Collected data
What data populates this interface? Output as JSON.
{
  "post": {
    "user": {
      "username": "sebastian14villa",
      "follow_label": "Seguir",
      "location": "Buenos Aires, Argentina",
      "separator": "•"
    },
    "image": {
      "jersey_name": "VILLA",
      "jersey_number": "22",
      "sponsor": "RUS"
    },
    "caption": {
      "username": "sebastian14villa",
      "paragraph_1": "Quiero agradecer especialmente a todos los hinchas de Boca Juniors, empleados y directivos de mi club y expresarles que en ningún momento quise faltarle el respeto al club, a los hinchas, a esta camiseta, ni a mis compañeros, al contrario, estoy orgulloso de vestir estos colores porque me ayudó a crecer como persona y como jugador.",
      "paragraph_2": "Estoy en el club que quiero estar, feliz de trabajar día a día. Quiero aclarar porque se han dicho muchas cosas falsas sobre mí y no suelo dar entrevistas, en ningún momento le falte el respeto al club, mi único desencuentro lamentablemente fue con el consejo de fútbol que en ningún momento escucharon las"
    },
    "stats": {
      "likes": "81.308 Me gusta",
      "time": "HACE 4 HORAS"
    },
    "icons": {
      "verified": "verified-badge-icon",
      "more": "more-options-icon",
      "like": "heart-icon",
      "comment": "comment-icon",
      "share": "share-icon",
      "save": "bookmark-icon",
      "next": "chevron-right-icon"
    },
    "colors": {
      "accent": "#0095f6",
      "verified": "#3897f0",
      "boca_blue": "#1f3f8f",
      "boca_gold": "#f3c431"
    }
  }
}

▶ Short task
Please output the entire listing exactly as it stands.

▶ Written solution
What data populates this interface? Output as JSON.
{
  "post": {
    "user": {
      "username": "sebastian14villa",
      "follow_label": "Seguir",
      "location": "Buenos Aires, Argentina",
      "separator": "•"
    },
    "image": {
      "jersey_name": "VILLA",
      "jersey_number": "22",
      "sponsor": "RUS"
    },
    "caption": {
      "username": "sebastian14villa",
      "paragraph_1": "Quiero agradecer especialmente a todos los hinchas de Boca Juniors, empleados y directivos de mi club y expresarles que en ningún momento quise faltarle el respeto al club, a los hinchas, a esta camiseta, ni a mis compañeros, al contrario, estoy orgulloso de vestir estos colores porque me ayudó a crecer como persona y como jugador.",
      "paragraph_2": "Estoy en el club que quiero estar, feliz de trabajar día a día. Quiero aclarar porque se han dicho muchas cosas falsas sobre mí y no suelo dar entrevistas, en ningún momento le falte el respeto al club, mi único desencuentro lamentablemente fue con el consejo de fútbol que en ningún momento escucharon las"
    },
    "stats": {
      "likes": "81.308 Me gusta",
      "time": "HACE 4 HORAS"
    },
    "icons": {
      "verified": "verified-badge-icon",
      "more": "more-options-icon",
      "like": "heart-icon",
      "comment": "comment-icon",
      "share": "share-icon",
      "save": "bookmark-icon",
      "next": "chevron-right-icon"
    },
    "colors": {
      "accent": "#0095f6",
      "verified": "#3897f0",
      "boca_blue": "#1f3f8f",
      "boca_gold": "#f3c431"
    }
  }
}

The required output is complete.